== INPUT DATA ==
---------------

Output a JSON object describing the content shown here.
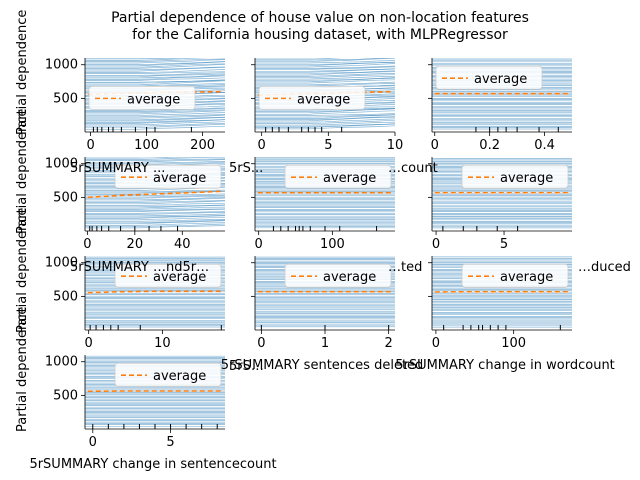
{
  "chart_data": {
    "type": "line",
    "title": "Partial dependence of house value on non-location features\nfor the California housing dataset, with MLPRegressor",
    "legend": {
      "label": "average",
      "placement": "top-right",
      "average_color": "#ff7f0e",
      "ice_color": "#1f77b4"
    },
    "ylabel": "Partial dependence",
    "ylim": [
      0,
      1100
    ],
    "yticks": [
      500,
      1000
    ],
    "panels": [
      {
        "xlabel": "5rSUMMARY …",
        "xlim": [
          -10,
          240
        ],
        "xticks": [
          0,
          100,
          200
        ],
        "rug": [
          5,
          12,
          20,
          32,
          40,
          55,
          80,
          100,
          115,
          180
        ],
        "average_y": [
          560,
          575,
          585,
          595,
          600
        ],
        "legend_y": 500,
        "has_yticks": true,
        "has_ylabel": true
      },
      {
        "xlabel": "5rSUMMARY …",
        "xlim": [
          -0.5,
          10
        ],
        "xticks": [
          0,
          5,
          10
        ],
        "rug": [
          0.3,
          0.8,
          1.3,
          2,
          3,
          3.5,
          4,
          4.5,
          6
        ],
        "average_y": [
          545,
          565,
          580,
          590,
          600
        ],
        "legend_y": 500,
        "has_yticks": false,
        "has_ylabel": false
      },
      {
        "xlabel": "…",
        "xlim": [
          -0.01,
          0.5
        ],
        "xticks": [
          0.0,
          0.2,
          0.4
        ],
        "rug": [
          0.15,
          0.2,
          0.23,
          0.26,
          0.3,
          0.38,
          0.45
        ],
        "average_y": [
          570,
          570,
          570,
          570,
          570
        ],
        "legend_y": 800,
        "has_yticks": false,
        "has_ylabel": false
      },
      {
        "xlabel": "5rSUMMARY …",
        "xlim": [
          -1,
          58
        ],
        "xticks": [
          0,
          20,
          40
        ],
        "rug": [
          1,
          2,
          4,
          6,
          9,
          14,
          20,
          26,
          31,
          38
        ],
        "average_y": [
          500,
          530,
          550,
          570,
          590
        ],
        "legend_y": 800,
        "has_yticks": true,
        "has_ylabel": true
      },
      {
        "xlabel": "5rSUMMARY …",
        "xlim": [
          -5,
          185
        ],
        "xticks": [
          0,
          100
        ],
        "rug": [
          20,
          30,
          40,
          50,
          55,
          60,
          70,
          90,
          110,
          160
        ],
        "average_y": [
          570,
          570,
          570,
          570,
          570
        ],
        "legend_y": 800,
        "has_yticks": false,
        "has_ylabel": false
      },
      {
        "xlabel": "…",
        "xlim": [
          -0.3,
          10
        ],
        "xticks": [
          0,
          5
        ],
        "rug": [
          0.5,
          2,
          3,
          4.5,
          6
        ],
        "average_y": [
          570,
          570,
          570,
          570,
          570
        ],
        "legend_y": 800,
        "has_yticks": false,
        "has_ylabel": false
      },
      {
        "xlabel": "5rSUMMARY …",
        "xlim": [
          -0.5,
          18.5
        ],
        "xticks": [
          0,
          10
        ],
        "rug": [
          0.2,
          1,
          2,
          3,
          4,
          7,
          18
        ],
        "average_y": [
          555,
          570,
          575,
          575,
          575
        ],
        "legend_y": 800,
        "has_yticks": true,
        "has_ylabel": true
      },
      {
        "xlabel": "5rSUMMARY sentences deleted",
        "xlim": [
          -0.1,
          2.1
        ],
        "xticks": [
          0,
          1,
          2
        ],
        "rug": [
          0,
          1,
          2
        ],
        "average_y": [
          570,
          570,
          570,
          570,
          570
        ],
        "legend_y": 800,
        "has_yticks": false,
        "has_ylabel": false
      },
      {
        "xlabel": "5rSUMMARY change in wordcount",
        "xlim": [
          -5,
          175
        ],
        "xticks": [
          0,
          100
        ],
        "rug": [
          10,
          35,
          45,
          55,
          60,
          70,
          80,
          90,
          160
        ],
        "average_y": [
          565,
          570,
          570,
          570,
          570
        ],
        "legend_y": 800,
        "has_yticks": false,
        "has_ylabel": false
      },
      {
        "xlabel": "5rSUMMARY change in sentencecount",
        "xlim": [
          -0.5,
          8.5
        ],
        "xticks": [
          0,
          5
        ],
        "rug": [
          0,
          1,
          2,
          3,
          4,
          5,
          6,
          7,
          8
        ],
        "average_y": [
          560,
          565,
          565,
          565,
          565
        ],
        "legend_y": 800,
        "has_yticks": true,
        "has_ylabel": true
      }
    ],
    "overlap_labels": [
      {
        "text": "5rSUMMARY ...",
        "anchor": "start"
      },
      {
        "text": "5rS...",
        "anchor": "start"
      },
      {
        "text": "…count",
        "anchor": "start"
      },
      {
        "text": "5rSUMMARY …nd5r…",
        "anchor": "start"
      },
      {
        "text": "…ted",
        "anchor": "start"
      },
      {
        "text": "5rS…",
        "anchor": "start"
      },
      {
        "text": "…duced",
        "anchor": "start"
      }
    ]
  }
}
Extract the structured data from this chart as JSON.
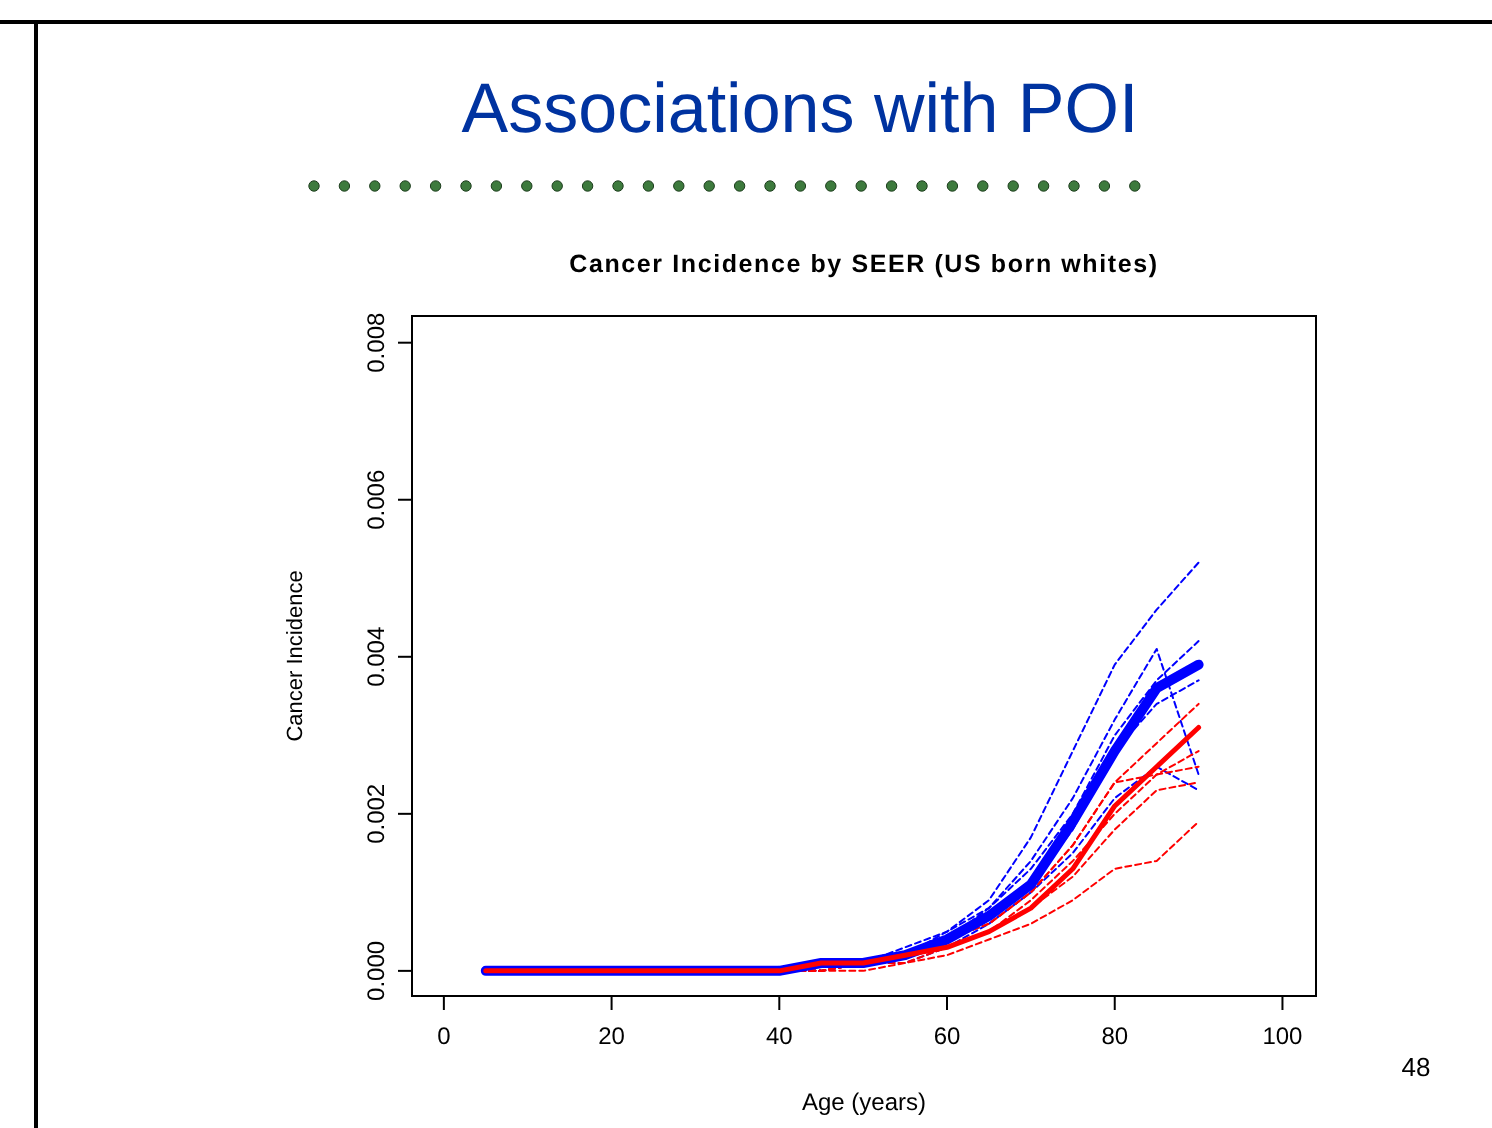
{
  "chart_data": {
    "type": "line",
    "title": "Associations with POI",
    "subtitle": "Cancer Incidence by SEER (US born whites)",
    "xlabel": "Age (years)",
    "ylabel": "Cancer Incidence",
    "annotations": [
      "48"
    ],
    "xlim": [
      -3.8,
      104
    ],
    "ylim": [
      -0.00032,
      0.00834
    ],
    "xticks": [
      0,
      20,
      40,
      60,
      80,
      100
    ],
    "yticks": [
      {
        "value": 0,
        "label": "0.000"
      },
      {
        "value": 0.002,
        "label": "0.002"
      },
      {
        "value": 0.004,
        "label": "0.004"
      },
      {
        "value": 0.006,
        "label": "0.006"
      },
      {
        "value": 0.008,
        "label": "0.008"
      }
    ],
    "grid": false,
    "series": [
      {
        "color": "#0000ff",
        "line_style": "dashed",
        "x": [
          40,
          45,
          50,
          55,
          60,
          65,
          70,
          75,
          80,
          85,
          90
        ],
        "values": [
          0,
          0.0001,
          0.0001,
          0.0003,
          0.0005,
          0.0009,
          0.0017,
          0.0028,
          0.0039,
          0.0046,
          0.0052
        ]
      },
      {
        "color": "#0000ff",
        "line_style": "dashed",
        "x": [
          40,
          45,
          50,
          55,
          60,
          65,
          70,
          75,
          80,
          85,
          90
        ],
        "values": [
          0,
          0,
          0.0001,
          0.0002,
          0.0004,
          0.0008,
          0.0014,
          0.0022,
          0.0032,
          0.0041,
          0.0025
        ]
      },
      {
        "color": "#0000ff",
        "line_style": "dashed",
        "x": [
          40,
          45,
          50,
          55,
          60,
          65,
          70,
          75,
          80,
          85,
          90
        ],
        "values": [
          0,
          0,
          0.0001,
          0.0002,
          0.0005,
          0.0008,
          0.0013,
          0.002,
          0.003,
          0.0037,
          0.0042
        ]
      },
      {
        "color": "#0000ff",
        "line_style": "dashed",
        "x": [
          40,
          45,
          50,
          55,
          60,
          65,
          70,
          75,
          80,
          85,
          90
        ],
        "values": [
          0,
          0,
          0.0001,
          0.0001,
          0.0003,
          0.0006,
          0.001,
          0.0015,
          0.0022,
          0.0026,
          0.0023
        ]
      },
      {
        "color": "#0000ff",
        "line_style": "dashed",
        "x": [
          40,
          45,
          50,
          55,
          60,
          65,
          70,
          75,
          80,
          85,
          90
        ],
        "values": [
          0,
          0,
          0.0001,
          0.0002,
          0.0004,
          0.0007,
          0.0011,
          0.0018,
          0.0028,
          0.0034,
          0.0037
        ]
      },
      {
        "color": "#ff0000",
        "line_style": "dashed",
        "x": [
          40,
          45,
          50,
          55,
          60,
          65,
          70,
          75,
          80,
          85,
          90
        ],
        "values": [
          0,
          0,
          0,
          0.0001,
          0.0002,
          0.0004,
          0.0006,
          0.0009,
          0.0013,
          0.0014,
          0.0019
        ]
      },
      {
        "color": "#ff0000",
        "line_style": "dashed",
        "x": [
          40,
          45,
          50,
          55,
          60,
          65,
          70,
          75,
          80,
          85,
          90
        ],
        "values": [
          0,
          0,
          0.0001,
          0.0001,
          0.0003,
          0.0005,
          0.0008,
          0.0012,
          0.0018,
          0.0023,
          0.0024
        ]
      },
      {
        "color": "#ff0000",
        "line_style": "dashed",
        "x": [
          40,
          45,
          50,
          55,
          60,
          65,
          70,
          75,
          80,
          85,
          90
        ],
        "values": [
          0,
          0,
          0.0001,
          0.0002,
          0.0004,
          0.0006,
          0.001,
          0.0016,
          0.0024,
          0.0029,
          0.0034
        ]
      },
      {
        "color": "#ff0000",
        "line_style": "dashed",
        "x": [
          40,
          45,
          50,
          55,
          60,
          65,
          70,
          75,
          80,
          85,
          90
        ],
        "values": [
          0,
          0,
          0.0001,
          0.0002,
          0.0003,
          0.0005,
          0.0009,
          0.0014,
          0.002,
          0.0025,
          0.0028
        ]
      },
      {
        "color": "#ff0000",
        "line_style": "dashed",
        "x": [
          40,
          45,
          50,
          55,
          60,
          65,
          70,
          75,
          80,
          85,
          90
        ],
        "values": [
          0,
          0,
          0.0001,
          0.0002,
          0.0004,
          0.0006,
          0.001,
          0.0016,
          0.0024,
          0.0025,
          0.0026
        ]
      },
      {
        "color": "#0000ff",
        "line_style": "solid",
        "x": [
          5,
          10,
          15,
          20,
          25,
          30,
          35,
          40,
          45,
          50,
          55,
          60,
          65,
          70,
          75,
          80,
          85,
          90
        ],
        "values": [
          0,
          0,
          0,
          0,
          0,
          0,
          0,
          0,
          0.0001,
          0.0001,
          0.0002,
          0.0004,
          0.0007,
          0.0011,
          0.0019,
          0.0028,
          0.0036,
          0.0039
        ]
      },
      {
        "color": "#ff0000",
        "line_style": "solid",
        "x": [
          5,
          10,
          15,
          20,
          25,
          30,
          35,
          40,
          45,
          50,
          55,
          60,
          65,
          70,
          75,
          80,
          85,
          90
        ],
        "values": [
          0,
          0,
          0,
          0,
          0,
          0,
          0,
          0,
          0.0001,
          0.0001,
          0.0002,
          0.0003,
          0.0005,
          0.0008,
          0.0013,
          0.0021,
          0.0026,
          0.0031
        ]
      }
    ]
  }
}
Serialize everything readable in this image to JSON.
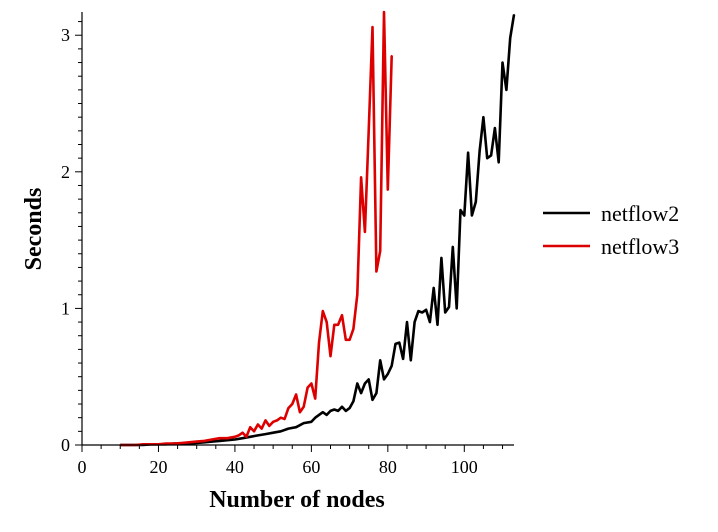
{
  "chart_data": {
    "type": "line",
    "title": "",
    "xlabel": "Number of nodes",
    "ylabel": "Seconds",
    "xlim": [
      0,
      113
    ],
    "ylim": [
      0,
      3.17
    ],
    "xticks": [
      0,
      20,
      40,
      60,
      80,
      100
    ],
    "yticks": [
      0,
      1,
      2,
      3
    ],
    "grid": false,
    "legend_position": "right",
    "series": [
      {
        "name": "netflow2",
        "color": "#000000",
        "x": [
          10,
          12,
          14,
          16,
          18,
          20,
          22,
          24,
          26,
          28,
          30,
          32,
          34,
          36,
          38,
          40,
          42,
          44,
          46,
          48,
          50,
          52,
          54,
          56,
          58,
          60,
          61,
          62,
          63,
          64,
          65,
          66,
          67,
          68,
          69,
          70,
          71,
          72,
          73,
          74,
          75,
          76,
          77,
          78,
          79,
          80,
          81,
          82,
          83,
          84,
          85,
          86,
          87,
          88,
          89,
          90,
          91,
          92,
          93,
          94,
          95,
          96,
          97,
          98,
          99,
          100,
          101,
          102,
          103,
          104,
          105,
          106,
          107,
          108,
          109,
          110,
          111,
          112,
          113
        ],
        "y": [
          0,
          0,
          0,
          0,
          0.005,
          0.005,
          0.005,
          0.01,
          0.01,
          0.01,
          0.015,
          0.02,
          0.025,
          0.03,
          0.035,
          0.04,
          0.05,
          0.06,
          0.07,
          0.08,
          0.09,
          0.1,
          0.12,
          0.13,
          0.16,
          0.17,
          0.2,
          0.22,
          0.24,
          0.22,
          0.25,
          0.26,
          0.25,
          0.28,
          0.25,
          0.27,
          0.32,
          0.45,
          0.38,
          0.45,
          0.48,
          0.33,
          0.38,
          0.62,
          0.48,
          0.52,
          0.58,
          0.74,
          0.75,
          0.63,
          0.9,
          0.62,
          0.9,
          0.98,
          0.97,
          0.99,
          0.9,
          1.15,
          0.88,
          1.37,
          0.97,
          1.01,
          1.45,
          1.0,
          1.72,
          1.68,
          2.14,
          1.68,
          1.78,
          2.15,
          2.4,
          2.1,
          2.12,
          2.32,
          2.07,
          2.8,
          2.6,
          2.98,
          3.15
        ]
      },
      {
        "name": "netflow3",
        "color": "#dd0000",
        "x": [
          10,
          12,
          14,
          16,
          18,
          20,
          22,
          24,
          26,
          28,
          30,
          32,
          34,
          36,
          38,
          40,
          41,
          42,
          43,
          44,
          45,
          46,
          47,
          48,
          49,
          50,
          51,
          52,
          53,
          54,
          55,
          56,
          57,
          58,
          59,
          60,
          61,
          62,
          63,
          64,
          65,
          66,
          67,
          68,
          69,
          70,
          71,
          72,
          73,
          74,
          75,
          76,
          77,
          78,
          79,
          80,
          81
        ],
        "y": [
          0,
          0,
          0,
          0.005,
          0.005,
          0.005,
          0.01,
          0.01,
          0.015,
          0.02,
          0.025,
          0.03,
          0.04,
          0.05,
          0.05,
          0.06,
          0.07,
          0.09,
          0.06,
          0.13,
          0.1,
          0.15,
          0.12,
          0.18,
          0.14,
          0.17,
          0.18,
          0.2,
          0.19,
          0.27,
          0.3,
          0.37,
          0.24,
          0.28,
          0.42,
          0.45,
          0.34,
          0.75,
          0.98,
          0.9,
          0.65,
          0.88,
          0.88,
          0.95,
          0.77,
          0.77,
          0.85,
          1.1,
          1.96,
          1.56,
          2.3,
          3.06,
          1.27,
          1.42,
          3.17,
          1.87,
          2.85
        ]
      }
    ]
  }
}
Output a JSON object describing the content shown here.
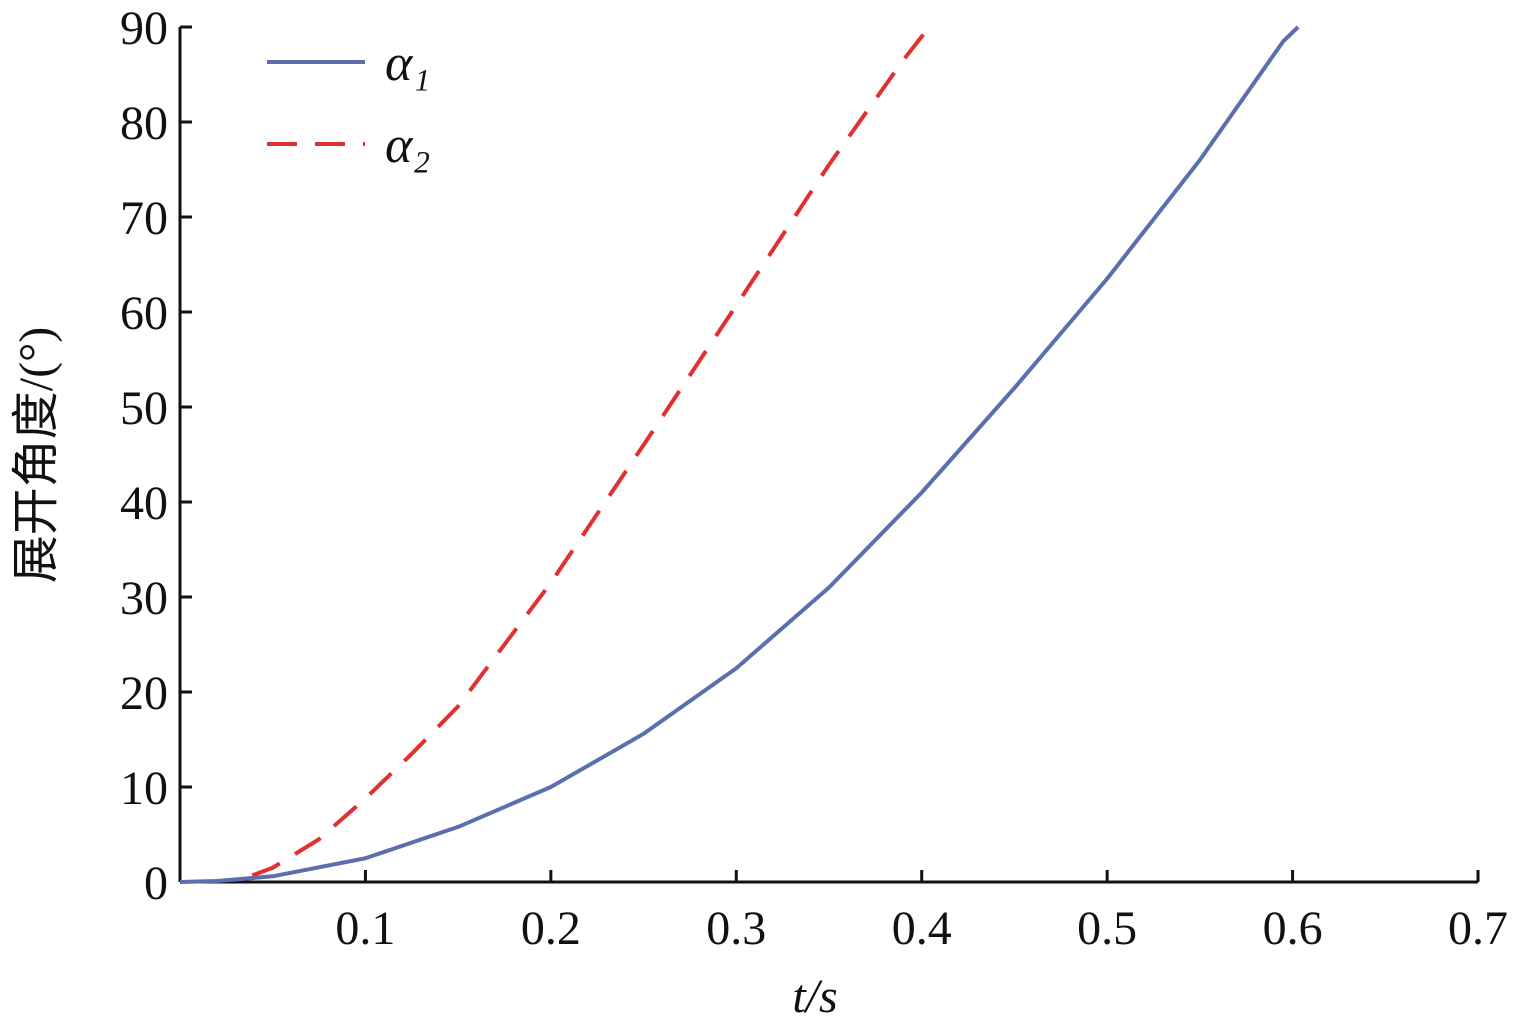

---------------

== EXERCISE REQUIREMENTS ==
For the listing above, identify each line bearing "this".

== EXERCISE ANSWER ==
Extract the structured data from this chart as JSON.
Serialize everything readable in this image to JSON.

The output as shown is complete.